● WHAT YOU WILL DO: Reproduce every entry in the listing without alteration.
# start of RAW RECORDS
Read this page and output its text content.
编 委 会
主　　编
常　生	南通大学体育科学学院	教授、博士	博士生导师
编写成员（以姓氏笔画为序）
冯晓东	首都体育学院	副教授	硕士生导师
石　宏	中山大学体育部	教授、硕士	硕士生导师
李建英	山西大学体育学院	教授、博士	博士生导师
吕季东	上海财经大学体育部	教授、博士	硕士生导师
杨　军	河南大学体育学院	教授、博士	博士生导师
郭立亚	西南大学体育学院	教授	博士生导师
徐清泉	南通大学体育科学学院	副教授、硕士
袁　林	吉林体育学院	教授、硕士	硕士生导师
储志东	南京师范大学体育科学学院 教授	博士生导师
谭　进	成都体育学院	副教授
# end of RAW RECORDS
● OUTPUT BELOW:
Read this page and output its text content.
编 委 会
主　　编
常　生	南通大学体育科学学院	教授、博士	博士生导师
编写成员（以姓氏笔画为序）
冯晓东	首都体育学院	副教授	硕士生导师
石　宏	中山大学体育部	教授、硕士	硕士生导师
李建英	山西大学体育学院	教授、博士	博士生导师
吕季东	上海财经大学体育部	教授、博士	硕士生导师
杨　军	河南大学体育学院	教授、博士	博士生导师
郭立亚	西南大学体育学院	教授	博士生导师
徐清泉	南通大学体育科学学院	副教授、硕士
袁　林	吉林体育学院	教授、硕士	硕士生导师
储志东	南京师范大学体育科学学院 教授	博士生导师
谭　进	成都体育学院	副教授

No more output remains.